— Prompt —
In the listing below, locate the lines bearing the word "icon". Copy every one of them.

(Stored data)
..........

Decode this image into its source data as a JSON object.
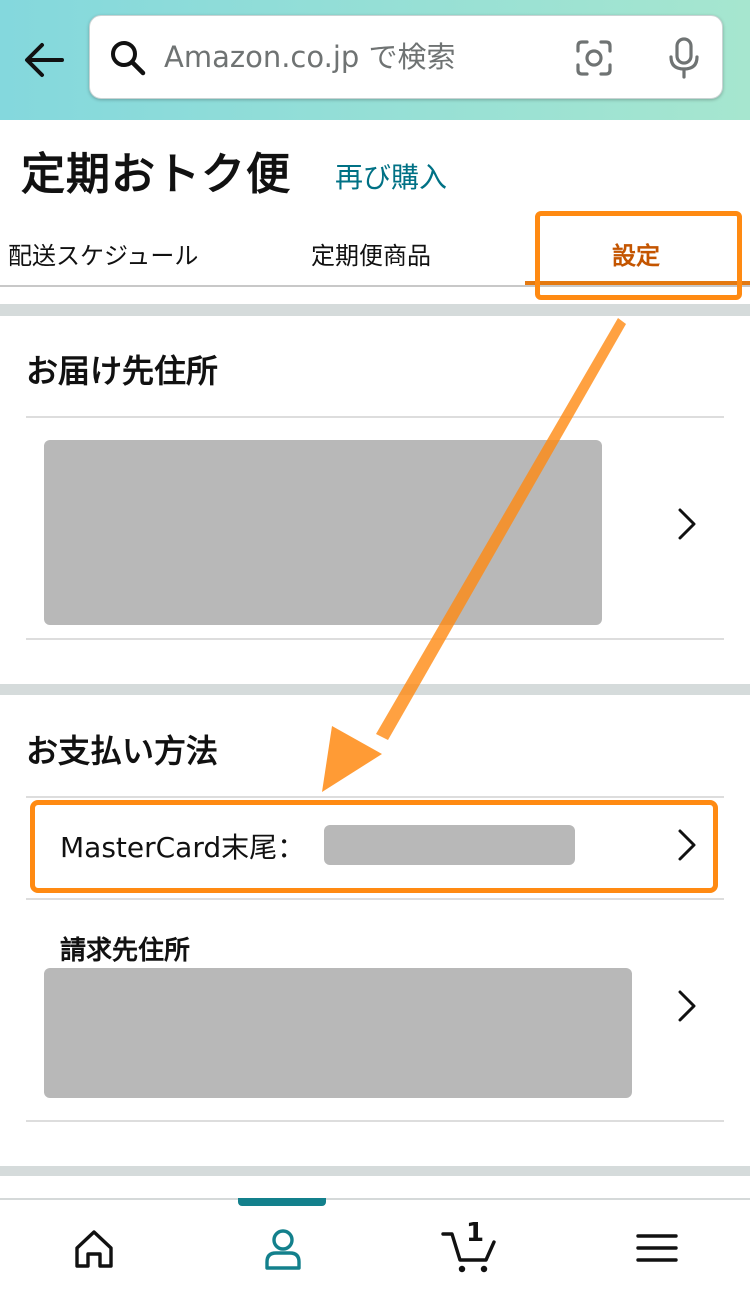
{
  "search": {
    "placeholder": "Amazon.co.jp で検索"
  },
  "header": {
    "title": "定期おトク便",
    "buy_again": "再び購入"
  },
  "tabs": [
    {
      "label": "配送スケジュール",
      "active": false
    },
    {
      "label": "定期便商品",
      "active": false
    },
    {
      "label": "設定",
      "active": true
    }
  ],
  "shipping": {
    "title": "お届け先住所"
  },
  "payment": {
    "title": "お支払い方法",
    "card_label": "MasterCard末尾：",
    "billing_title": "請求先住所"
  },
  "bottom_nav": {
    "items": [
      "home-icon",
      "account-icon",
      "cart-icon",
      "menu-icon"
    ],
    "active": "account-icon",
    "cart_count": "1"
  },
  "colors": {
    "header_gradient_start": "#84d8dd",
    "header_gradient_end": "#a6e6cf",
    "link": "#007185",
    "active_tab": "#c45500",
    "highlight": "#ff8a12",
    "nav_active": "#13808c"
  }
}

..........

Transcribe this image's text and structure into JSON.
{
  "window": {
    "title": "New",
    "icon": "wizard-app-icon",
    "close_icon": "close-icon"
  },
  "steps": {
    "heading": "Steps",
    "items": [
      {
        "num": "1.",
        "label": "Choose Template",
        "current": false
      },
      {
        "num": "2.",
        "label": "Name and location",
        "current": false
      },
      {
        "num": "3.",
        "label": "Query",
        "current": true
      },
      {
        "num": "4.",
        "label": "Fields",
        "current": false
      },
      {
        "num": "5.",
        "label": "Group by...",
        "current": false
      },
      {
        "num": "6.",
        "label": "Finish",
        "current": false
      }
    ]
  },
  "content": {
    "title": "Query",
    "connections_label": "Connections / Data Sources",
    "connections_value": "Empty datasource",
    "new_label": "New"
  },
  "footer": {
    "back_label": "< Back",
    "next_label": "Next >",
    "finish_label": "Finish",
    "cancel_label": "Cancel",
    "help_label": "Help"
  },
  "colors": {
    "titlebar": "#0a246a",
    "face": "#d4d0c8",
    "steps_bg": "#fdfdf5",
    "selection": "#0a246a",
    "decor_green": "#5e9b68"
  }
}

..........

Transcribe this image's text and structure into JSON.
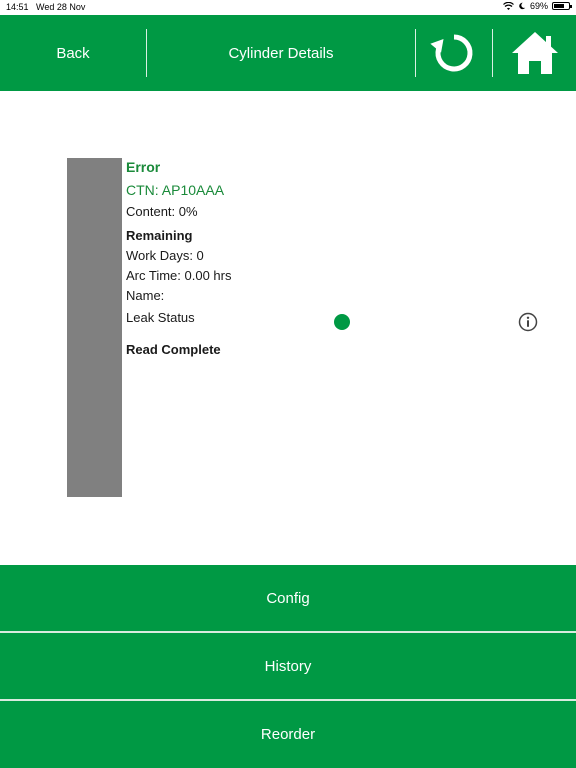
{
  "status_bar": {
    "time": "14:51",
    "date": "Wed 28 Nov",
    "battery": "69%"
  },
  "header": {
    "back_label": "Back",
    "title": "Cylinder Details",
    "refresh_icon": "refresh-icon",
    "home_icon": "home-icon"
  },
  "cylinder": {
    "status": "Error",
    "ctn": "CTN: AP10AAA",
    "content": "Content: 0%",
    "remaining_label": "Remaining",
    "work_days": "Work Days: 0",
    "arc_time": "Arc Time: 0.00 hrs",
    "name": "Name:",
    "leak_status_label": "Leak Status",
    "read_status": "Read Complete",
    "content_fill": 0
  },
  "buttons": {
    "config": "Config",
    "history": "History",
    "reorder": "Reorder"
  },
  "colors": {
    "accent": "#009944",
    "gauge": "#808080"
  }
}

..........

— The result —
      "home-icon",
      "account-icon",
      "cart-icon",
      "menu-icon"
    "active": "account-icon",
    "icon": "wizard-app-icon",
    "close_icon": "close-icon"
    "refresh_icon": "refresh-icon",
    "home_icon": "home-icon"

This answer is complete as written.